TASK BRIEF - Drop the images; return everything else in the listing below exactly.

--- start SUPPLIED ENTRIES ---

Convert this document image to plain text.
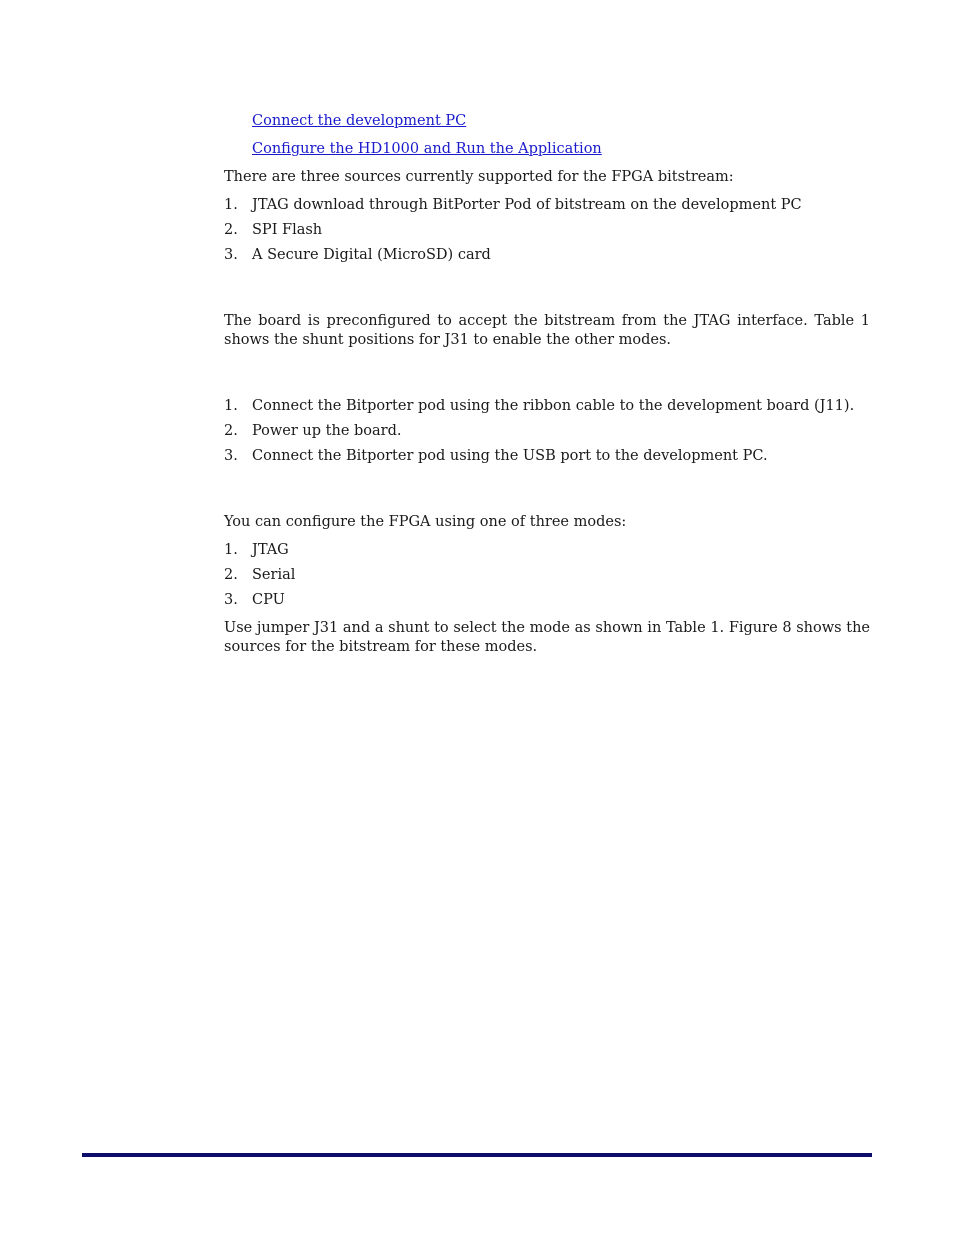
Connect the development PC
Configure the HD1000 and Run the Application
There are three sources currently supported for the FPGA bitstream:
1. JTAG download through BitPorter Pod of bitstream on the development PC
2. SPI Flash
3. A Secure Digital (MicroSD) card
The board is preconfigured to accept the bitstream from the JTAG interface. Table 1 shows the shunt positions for J31 to enable the other modes.
1. Connect the Bitporter pod using the ribbon cable to the development board (J11).
2. Power up the board.
3. Connect the Bitporter pod using the USB port to the development PC.
You can configure the FPGA using one of three modes:
1. JTAG
2. Serial
3. CPU
Use jumper J31 and a shunt to select the mode as shown in Table 1. Figure 8 shows the sources for the bitstream for these modes.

--- end SUPPLIED ENTRIES ---

RESULT OF THE TASK -
Convert this document image to plain text.
Connect the development PC
Configure the HD1000 and Run the Application
There are three sources currently supported for the FPGA bitstream:
1. JTAG download through BitPorter Pod of bitstream on the development PC
2. SPI Flash
3. A Secure Digital (MicroSD) card
The board is preconfigured to accept the bitstream from the JTAG interface. Table 1 shows the shunt positions for J31 to enable the other modes.
1. Connect the Bitporter pod using the ribbon cable to the development board (J11).
2. Power up the board.
3. Connect the Bitporter pod using the USB port to the development PC.
You can configure the FPGA using one of three modes:
1. JTAG
2. Serial
3. CPU
Use jumper J31 and a shunt to select the mode as shown in Table 1. Figure 8 shows the sources for the bitstream for these modes.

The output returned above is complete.